Exercise materials |
+++++

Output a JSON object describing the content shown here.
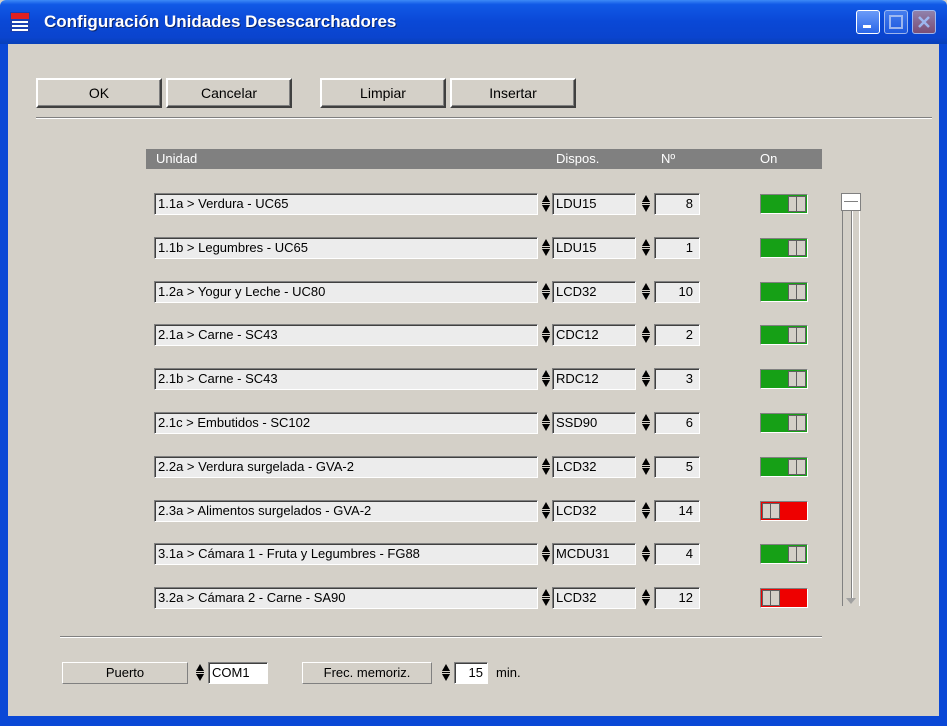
{
  "window": {
    "title": "Configuración Unidades Desescarchadores"
  },
  "toolbar": {
    "ok_label": "OK",
    "cancel_label": "Cancelar",
    "clear_label": "Limpiar",
    "insert_label": "Insertar"
  },
  "table": {
    "headers": {
      "unit": "Unidad",
      "device": "Dispos.",
      "number": "Nº",
      "on": "On"
    },
    "rows": [
      {
        "unit": "1.1a > Verdura - UC65",
        "device": "LDU15",
        "number": "8",
        "on": true
      },
      {
        "unit": "1.1b > Legumbres - UC65",
        "device": "LDU15",
        "number": "1",
        "on": true
      },
      {
        "unit": "1.2a > Yogur y Leche - UC80",
        "device": "LCD32",
        "number": "10",
        "on": true
      },
      {
        "unit": "2.1a > Carne - SC43",
        "device": "CDC12",
        "number": "2",
        "on": true
      },
      {
        "unit": "2.1b > Carne - SC43",
        "device": "RDC12",
        "number": "3",
        "on": true
      },
      {
        "unit": "2.1c > Embutidos - SC102",
        "device": "SSD90",
        "number": "6",
        "on": true
      },
      {
        "unit": "2.2a > Verdura surgelada - GVA-2",
        "device": "LCD32",
        "number": "5",
        "on": true
      },
      {
        "unit": "2.3a > Alimentos surgelados - GVA-2",
        "device": "LCD32",
        "number": "14",
        "on": false
      },
      {
        "unit": "3.1a > Cámara 1 - Fruta y Legumbres - FG88",
        "device": "MCDU31",
        "number": "4",
        "on": true
      },
      {
        "unit": "3.2a > Cámara 2 - Carne - SA90",
        "device": "LCD32",
        "number": "12",
        "on": false
      }
    ]
  },
  "footer": {
    "port_label": "Puerto",
    "port_value": "COM1",
    "freq_label": "Frec. memoriz.",
    "freq_value": "15",
    "freq_unit": "min."
  },
  "colors": {
    "titlebar": "#0a48d6",
    "toggle_on": "#16a016",
    "toggle_off": "#ee0000",
    "header_bg": "#808080"
  },
  "icons": {
    "app": "app-icon",
    "minimize": "minimize-icon",
    "maximize": "maximize-icon",
    "close": "close-icon",
    "spinner": "spinner-icon"
  }
}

+++++

Goal |
Copy each line of the listing that contains the string "number".

The answer |
      "number": "Nº",
        "number": "8",
        "number": "1",
        "number": "10",
        "number": "2",
        "number": "3",
        "number": "6",
        "number": "5",
        "number": "14",
        "number": "4",
        "number": "12",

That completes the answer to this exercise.